Data extracted from a collection:
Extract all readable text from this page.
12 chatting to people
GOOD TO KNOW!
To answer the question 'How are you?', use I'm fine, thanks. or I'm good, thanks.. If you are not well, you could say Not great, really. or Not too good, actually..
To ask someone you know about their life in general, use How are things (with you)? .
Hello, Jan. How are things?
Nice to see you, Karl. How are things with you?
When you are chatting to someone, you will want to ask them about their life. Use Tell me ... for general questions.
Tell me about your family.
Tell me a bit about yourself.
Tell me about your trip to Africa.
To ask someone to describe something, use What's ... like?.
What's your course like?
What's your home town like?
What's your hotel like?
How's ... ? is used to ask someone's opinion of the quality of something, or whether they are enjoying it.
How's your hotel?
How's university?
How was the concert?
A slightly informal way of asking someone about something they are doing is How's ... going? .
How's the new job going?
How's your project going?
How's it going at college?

GIVEN INSTRUCTION: Type out the entries again, word for word.

ANSWER TO THE TASK:
Extract all readable text from this page.
12 chatting to people
GOOD TO KNOW!
To answer the question 'How are you?', use I'm fine, thanks. or I'm good, thanks.. If you are not well, you could say Not great, really. or Not too good, actually..
To ask someone you know about their life in general, use How are things (with you)? .
Hello, Jan. How are things?
Nice to see you, Karl. How are things with you?
When you are chatting to someone, you will want to ask them about their life. Use Tell me ... for general questions.
Tell me about your family.
Tell me a bit about yourself.
Tell me about your trip to Africa.
To ask someone to describe something, use What's ... like?.
What's your course like?
What's your home town like?
What's your hotel like?
How's ... ? is used to ask someone's opinion of the quality of something, or whether they are enjoying it.
How's your hotel?
How's university?
How was the concert?
A slightly informal way of asking someone about something they are doing is How's ... going? .
How's the new job going?
How's your project going?
How's it going at college?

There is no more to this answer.